Stored items from a collection:
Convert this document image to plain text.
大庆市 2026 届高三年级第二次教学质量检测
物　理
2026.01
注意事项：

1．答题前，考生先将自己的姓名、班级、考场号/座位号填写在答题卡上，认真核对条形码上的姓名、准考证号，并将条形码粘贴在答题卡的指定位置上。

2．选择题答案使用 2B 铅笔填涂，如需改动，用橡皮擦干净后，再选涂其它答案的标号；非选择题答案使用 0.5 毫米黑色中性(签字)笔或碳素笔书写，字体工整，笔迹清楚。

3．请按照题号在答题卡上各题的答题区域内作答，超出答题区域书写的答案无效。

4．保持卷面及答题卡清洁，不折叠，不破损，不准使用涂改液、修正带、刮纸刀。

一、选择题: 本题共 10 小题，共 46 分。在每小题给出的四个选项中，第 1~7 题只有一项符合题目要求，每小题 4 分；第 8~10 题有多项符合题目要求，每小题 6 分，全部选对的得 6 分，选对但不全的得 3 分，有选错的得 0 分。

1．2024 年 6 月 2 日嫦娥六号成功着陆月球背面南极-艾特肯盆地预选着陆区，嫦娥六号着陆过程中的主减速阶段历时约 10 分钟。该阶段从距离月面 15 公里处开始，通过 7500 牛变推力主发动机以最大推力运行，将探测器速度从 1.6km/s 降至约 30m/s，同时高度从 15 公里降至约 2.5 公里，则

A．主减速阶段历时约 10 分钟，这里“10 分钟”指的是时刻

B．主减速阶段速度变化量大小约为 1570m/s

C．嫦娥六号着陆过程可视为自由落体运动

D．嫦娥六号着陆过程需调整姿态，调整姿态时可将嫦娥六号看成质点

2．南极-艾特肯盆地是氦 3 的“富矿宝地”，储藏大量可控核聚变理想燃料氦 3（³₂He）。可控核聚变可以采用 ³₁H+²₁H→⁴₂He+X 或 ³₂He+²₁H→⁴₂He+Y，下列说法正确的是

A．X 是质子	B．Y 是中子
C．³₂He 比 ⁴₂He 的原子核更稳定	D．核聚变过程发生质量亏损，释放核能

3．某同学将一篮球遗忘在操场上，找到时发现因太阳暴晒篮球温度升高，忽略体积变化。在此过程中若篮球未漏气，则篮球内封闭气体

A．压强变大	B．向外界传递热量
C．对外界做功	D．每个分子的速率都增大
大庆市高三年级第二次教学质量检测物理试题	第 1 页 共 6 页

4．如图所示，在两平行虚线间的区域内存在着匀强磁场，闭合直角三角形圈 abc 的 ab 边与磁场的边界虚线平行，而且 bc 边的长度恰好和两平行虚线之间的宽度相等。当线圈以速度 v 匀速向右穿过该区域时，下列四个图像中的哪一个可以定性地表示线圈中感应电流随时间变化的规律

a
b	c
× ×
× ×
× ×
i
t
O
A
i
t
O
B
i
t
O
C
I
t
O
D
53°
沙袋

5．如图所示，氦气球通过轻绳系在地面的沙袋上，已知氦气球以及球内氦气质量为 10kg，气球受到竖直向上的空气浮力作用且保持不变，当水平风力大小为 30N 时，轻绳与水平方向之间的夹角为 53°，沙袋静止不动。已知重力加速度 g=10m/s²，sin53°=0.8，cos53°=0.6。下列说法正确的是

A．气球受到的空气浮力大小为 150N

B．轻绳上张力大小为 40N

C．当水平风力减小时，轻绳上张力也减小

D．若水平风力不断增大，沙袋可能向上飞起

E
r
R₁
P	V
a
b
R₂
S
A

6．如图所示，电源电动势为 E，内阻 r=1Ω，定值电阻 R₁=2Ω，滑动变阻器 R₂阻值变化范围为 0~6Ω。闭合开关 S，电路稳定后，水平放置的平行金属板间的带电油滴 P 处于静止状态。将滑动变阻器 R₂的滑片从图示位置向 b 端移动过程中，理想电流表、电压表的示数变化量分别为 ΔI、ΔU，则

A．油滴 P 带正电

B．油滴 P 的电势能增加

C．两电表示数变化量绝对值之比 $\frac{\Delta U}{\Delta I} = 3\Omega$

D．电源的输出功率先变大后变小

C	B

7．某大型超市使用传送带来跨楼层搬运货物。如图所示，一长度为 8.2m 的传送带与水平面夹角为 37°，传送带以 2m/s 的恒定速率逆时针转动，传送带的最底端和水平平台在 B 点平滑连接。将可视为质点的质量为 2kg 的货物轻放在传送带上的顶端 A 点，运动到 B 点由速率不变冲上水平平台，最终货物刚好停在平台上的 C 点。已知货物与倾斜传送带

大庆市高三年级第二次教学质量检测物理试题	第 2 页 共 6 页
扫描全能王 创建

Written instruction:
Extract every line of the records above that contains the word "⁴₂He".

Task output:
2．南极-艾特肯盆地是氦 3 的“富矿宝地”，储藏大量可控核聚变理想燃料氦 3（³₂He）。可控核聚变可以采用 ³₁H+²₁H→⁴₂He+X 或 ³₂He+²₁H→⁴₂He+Y，下列说法正确的是
C．³₂He 比 ⁴₂He 的原子核更稳定	D．核聚变过程发生质量亏损，释放核能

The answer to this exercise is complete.